Set exercise: Give every line below again, exactly.

Data for this exercise:
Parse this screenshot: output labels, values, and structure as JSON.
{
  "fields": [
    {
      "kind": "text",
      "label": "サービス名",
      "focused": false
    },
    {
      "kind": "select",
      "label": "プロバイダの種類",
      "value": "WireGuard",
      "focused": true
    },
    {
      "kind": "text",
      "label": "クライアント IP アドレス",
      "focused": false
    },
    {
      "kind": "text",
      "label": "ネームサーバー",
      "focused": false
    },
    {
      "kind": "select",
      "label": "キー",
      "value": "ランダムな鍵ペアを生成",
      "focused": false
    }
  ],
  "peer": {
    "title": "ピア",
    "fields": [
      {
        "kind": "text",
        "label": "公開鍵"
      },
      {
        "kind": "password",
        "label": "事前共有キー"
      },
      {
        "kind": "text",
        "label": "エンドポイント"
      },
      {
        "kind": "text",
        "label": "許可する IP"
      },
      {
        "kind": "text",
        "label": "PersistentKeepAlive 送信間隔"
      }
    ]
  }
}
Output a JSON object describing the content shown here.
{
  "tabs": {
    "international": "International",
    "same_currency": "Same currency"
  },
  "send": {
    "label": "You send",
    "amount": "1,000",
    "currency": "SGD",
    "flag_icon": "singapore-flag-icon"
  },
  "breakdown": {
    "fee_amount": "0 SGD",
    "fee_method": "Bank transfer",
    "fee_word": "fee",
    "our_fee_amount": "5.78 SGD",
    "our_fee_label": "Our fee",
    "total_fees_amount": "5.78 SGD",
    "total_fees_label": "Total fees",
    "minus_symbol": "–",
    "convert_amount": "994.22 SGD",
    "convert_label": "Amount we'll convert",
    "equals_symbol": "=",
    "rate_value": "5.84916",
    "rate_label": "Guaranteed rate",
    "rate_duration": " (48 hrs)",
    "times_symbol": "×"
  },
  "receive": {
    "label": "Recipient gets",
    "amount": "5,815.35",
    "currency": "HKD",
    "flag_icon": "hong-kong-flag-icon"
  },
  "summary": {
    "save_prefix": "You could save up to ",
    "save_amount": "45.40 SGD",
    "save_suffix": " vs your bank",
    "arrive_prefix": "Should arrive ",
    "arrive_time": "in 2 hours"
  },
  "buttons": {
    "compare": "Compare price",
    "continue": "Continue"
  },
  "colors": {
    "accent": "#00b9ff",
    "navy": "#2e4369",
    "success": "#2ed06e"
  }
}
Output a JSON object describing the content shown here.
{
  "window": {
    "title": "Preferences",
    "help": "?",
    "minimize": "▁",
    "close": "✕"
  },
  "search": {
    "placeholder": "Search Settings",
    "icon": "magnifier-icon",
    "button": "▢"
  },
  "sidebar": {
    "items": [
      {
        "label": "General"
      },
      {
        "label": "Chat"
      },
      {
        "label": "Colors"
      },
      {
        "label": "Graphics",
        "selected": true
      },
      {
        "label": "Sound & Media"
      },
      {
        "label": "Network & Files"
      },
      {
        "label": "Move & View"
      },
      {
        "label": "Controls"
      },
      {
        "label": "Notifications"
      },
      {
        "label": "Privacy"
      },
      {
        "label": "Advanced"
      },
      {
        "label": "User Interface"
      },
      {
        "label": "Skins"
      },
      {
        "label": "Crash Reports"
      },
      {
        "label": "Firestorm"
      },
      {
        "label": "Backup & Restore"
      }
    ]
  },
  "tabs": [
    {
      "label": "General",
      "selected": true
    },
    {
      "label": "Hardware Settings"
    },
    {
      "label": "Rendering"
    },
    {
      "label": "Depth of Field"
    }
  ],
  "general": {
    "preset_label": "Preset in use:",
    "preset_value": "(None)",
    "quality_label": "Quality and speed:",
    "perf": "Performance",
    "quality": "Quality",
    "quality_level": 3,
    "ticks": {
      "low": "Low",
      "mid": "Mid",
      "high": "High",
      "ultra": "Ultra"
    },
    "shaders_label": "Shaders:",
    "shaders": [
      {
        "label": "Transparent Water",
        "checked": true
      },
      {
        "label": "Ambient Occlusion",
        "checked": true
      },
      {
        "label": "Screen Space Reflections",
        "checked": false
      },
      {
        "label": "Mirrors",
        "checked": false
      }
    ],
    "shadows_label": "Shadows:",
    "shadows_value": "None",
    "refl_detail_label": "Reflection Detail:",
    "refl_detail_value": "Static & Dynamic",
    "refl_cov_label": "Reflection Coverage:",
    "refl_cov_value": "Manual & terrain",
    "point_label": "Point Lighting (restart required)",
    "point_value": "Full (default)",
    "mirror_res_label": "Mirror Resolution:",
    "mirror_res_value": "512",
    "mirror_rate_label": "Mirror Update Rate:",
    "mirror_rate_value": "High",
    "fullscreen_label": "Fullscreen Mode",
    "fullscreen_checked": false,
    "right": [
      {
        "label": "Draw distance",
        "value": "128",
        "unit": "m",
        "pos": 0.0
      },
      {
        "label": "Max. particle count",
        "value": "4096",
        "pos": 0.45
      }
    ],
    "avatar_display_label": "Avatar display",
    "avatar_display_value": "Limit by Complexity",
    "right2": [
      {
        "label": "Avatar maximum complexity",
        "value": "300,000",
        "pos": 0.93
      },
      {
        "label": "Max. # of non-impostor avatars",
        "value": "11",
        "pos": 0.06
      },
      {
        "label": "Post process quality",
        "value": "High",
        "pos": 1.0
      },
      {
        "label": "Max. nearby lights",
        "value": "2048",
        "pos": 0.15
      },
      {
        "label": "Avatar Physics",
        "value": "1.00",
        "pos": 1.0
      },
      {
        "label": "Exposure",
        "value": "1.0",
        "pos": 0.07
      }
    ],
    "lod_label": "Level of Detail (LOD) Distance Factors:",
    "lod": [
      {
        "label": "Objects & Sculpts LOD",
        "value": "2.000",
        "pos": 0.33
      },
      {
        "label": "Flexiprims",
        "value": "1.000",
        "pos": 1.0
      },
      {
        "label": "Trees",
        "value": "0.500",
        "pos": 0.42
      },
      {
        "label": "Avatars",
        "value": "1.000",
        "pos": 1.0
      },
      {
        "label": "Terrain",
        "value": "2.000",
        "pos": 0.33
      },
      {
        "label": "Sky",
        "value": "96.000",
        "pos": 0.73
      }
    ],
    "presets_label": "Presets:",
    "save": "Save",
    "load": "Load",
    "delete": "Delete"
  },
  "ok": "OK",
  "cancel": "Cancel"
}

Answer for this exercise:
Parse this screenshot: output labels, values, and structure as JSON.
{
  "fields": [
    {
      "kind": "text",
      "label": "サービス名",
      "focused": false
    },
    {
      "kind": "select",
      "label": "プロバイダの種類",
      "value": "WireGuard",
      "focused": true
    },
    {
      "kind": "text",
      "label": "クライアント IP アドレス",
      "focused": false
    },
    {
      "kind": "text",
      "label": "ネームサーバー",
      "focused": false
    },
    {
      "kind": "select",
      "label": "キー",
      "value": "ランダムな鍵ペアを生成",
      "focused": false
    }
  ],
  "peer": {
    "title": "ピア",
    "fields": [
      {
        "kind": "text",
        "label": "公開鍵"
      },
      {
        "kind": "password",
        "label": "事前共有キー"
      },
      {
        "kind": "text",
        "label": "エンドポイント"
      },
      {
        "kind": "text",
        "label": "許可する IP"
      },
      {
        "kind": "text",
        "label": "PersistentKeepAlive 送信間隔"
      }
    ]
  }
}
Output a JSON object describing the content shown here.
{
  "tabs": {
    "international": "International",
    "same_currency": "Same currency"
  },
  "send": {
    "label": "You send",
    "amount": "1,000",
    "currency": "SGD",
    "flag_icon": "singapore-flag-icon"
  },
  "breakdown": {
    "fee_amount": "0 SGD",
    "fee_method": "Bank transfer",
    "fee_word": "fee",
    "our_fee_amount": "5.78 SGD",
    "our_fee_label": "Our fee",
    "total_fees_amount": "5.78 SGD",
    "total_fees_label": "Total fees",
    "minus_symbol": "–",
    "convert_amount": "994.22 SGD",
    "convert_label": "Amount we'll convert",
    "equals_symbol": "=",
    "rate_value": "5.84916",
    "rate_label": "Guaranteed rate",
    "rate_duration": " (48 hrs)",
    "times_symbol": "×"
  },
  "receive": {
    "label": "Recipient gets",
    "amount": "5,815.35",
    "currency": "HKD",
    "flag_icon": "hong-kong-flag-icon"
  },
  "summary": {
    "save_prefix": "You could save up to ",
    "save_amount": "45.40 SGD",
    "save_suffix": " vs your bank",
    "arrive_prefix": "Should arrive ",
    "arrive_time": "in 2 hours"
  },
  "buttons": {
    "compare": "Compare price",
    "continue": "Continue"
  },
  "colors": {
    "accent": "#00b9ff",
    "navy": "#2e4369",
    "success": "#2ed06e"
  }
}
Output a JSON object describing the content shown here.
{
  "window": {
    "title": "Preferences",
    "help": "?",
    "minimize": "▁",
    "close": "✕"
  },
  "search": {
    "placeholder": "Search Settings",
    "icon": "magnifier-icon",
    "button": "▢"
  },
  "sidebar": {
    "items": [
      {
        "label": "General"
      },
      {
        "label": "Chat"
      },
      {
        "label": "Colors"
      },
      {
        "label": "Graphics",
        "selected": true
      },
      {
        "label": "Sound & Media"
      },
      {
        "label": "Network & Files"
      },
      {
        "label": "Move & View"
      },
      {
        "label": "Controls"
      },
      {
        "label": "Notifications"
      },
      {
        "label": "Privacy"
      },
      {
        "label": "Advanced"
      },
      {
        "label": "User Interface"
      },
      {
        "label": "Skins"
      },
      {
        "label": "Crash Reports"
      },
      {
        "label": "Firestorm"
      },
      {
        "label": "Backup & Restore"
      }
    ]
  },
  "tabs": [
    {
      "label": "General",
      "selected": true
    },
    {
      "label": "Hardware Settings"
    },
    {
      "label": "Rendering"
    },
    {
      "label": "Depth of Field"
    }
  ],
  "general": {
    "preset_label": "Preset in use:",
    "preset_value": "(None)",
    "quality_label": "Quality and speed:",
    "perf": "Performance",
    "quality": "Quality",
    "quality_level": 3,
    "ticks": {
      "low": "Low",
      "mid": "Mid",
      "high": "High",
      "ultra": "Ultra"
    },
    "shaders_label": "Shaders:",
    "shaders": [
      {
        "label": "Transparent Water",
        "checked": true
      },
      {
        "label": "Ambient Occlusion",
        "checked": true
      },
      {
        "label": "Screen Space Reflections",
        "checked": false
      },
      {
        "label": "Mirrors",
        "checked": false
      }
    ],
    "shadows_label": "Shadows:",
    "shadows_value": "None",
    "refl_detail_label": "Reflection Detail:",
    "refl_detail_value": "Static & Dynamic",
    "refl_cov_label": "Reflection Coverage:",
    "refl_cov_value": "Manual & terrain",
    "point_label": "Point Lighting (restart required)",
    "point_value": "Full (default)",
    "mirror_res_label": "Mirror Resolution:",
    "mirror_res_value": "512",
    "mirror_rate_label": "Mirror Update Rate:",
    "mirror_rate_value": "High",
    "fullscreen_label": "Fullscreen Mode",
    "fullscreen_checked": false,
    "right": [
      {
        "label": "Draw distance",
        "value": "128",
        "unit": "m",
        "pos": 0.0
      },
      {
        "label": "Max. particle count",
        "value": "4096",
        "pos": 0.45
      }
    ],
    "avatar_display_label": "Avatar display",
    "avatar_display_value": "Limit by Complexity",
    "right2": [
      {
        "label": "Avatar maximum complexity",
        "value": "300,000",
        "pos": 0.93
      },
      {
        "label": "Max. # of non-impostor avatars",
        "value": "11",
        "pos": 0.06
      },
      {
        "label": "Post process quality",
        "value": "High",
        "pos": 1.0
      },
      {
        "label": "Max. nearby lights",
        "value": "2048",
        "pos": 0.15
      },
      {
        "label": "Avatar Physics",
        "value": "1.00",
        "pos": 1.0
      },
      {
        "label": "Exposure",
        "value": "1.0",
        "pos": 0.07
      }
    ],
    "lod_label": "Level of Detail (LOD) Distance Factors:",
    "lod": [
      {
        "label": "Objects & Sculpts LOD",
        "value": "2.000",
        "pos": 0.33
      },
      {
        "label": "Flexiprims",
        "value": "1.000",
        "pos": 1.0
      },
      {
        "label": "Trees",
        "value": "0.500",
        "pos": 0.42
      },
      {
        "label": "Avatars",
        "value": "1.000",
        "pos": 1.0
      },
      {
        "label": "Terrain",
        "value": "2.000",
        "pos": 0.33
      },
      {
        "label": "Sky",
        "value": "96.000",
        "pos": 0.73
      }
    ],
    "presets_label": "Presets:",
    "save": "Save",
    "load": "Load",
    "delete": "Delete"
  },
  "ok": "OK",
  "cancel": "Cancel"
}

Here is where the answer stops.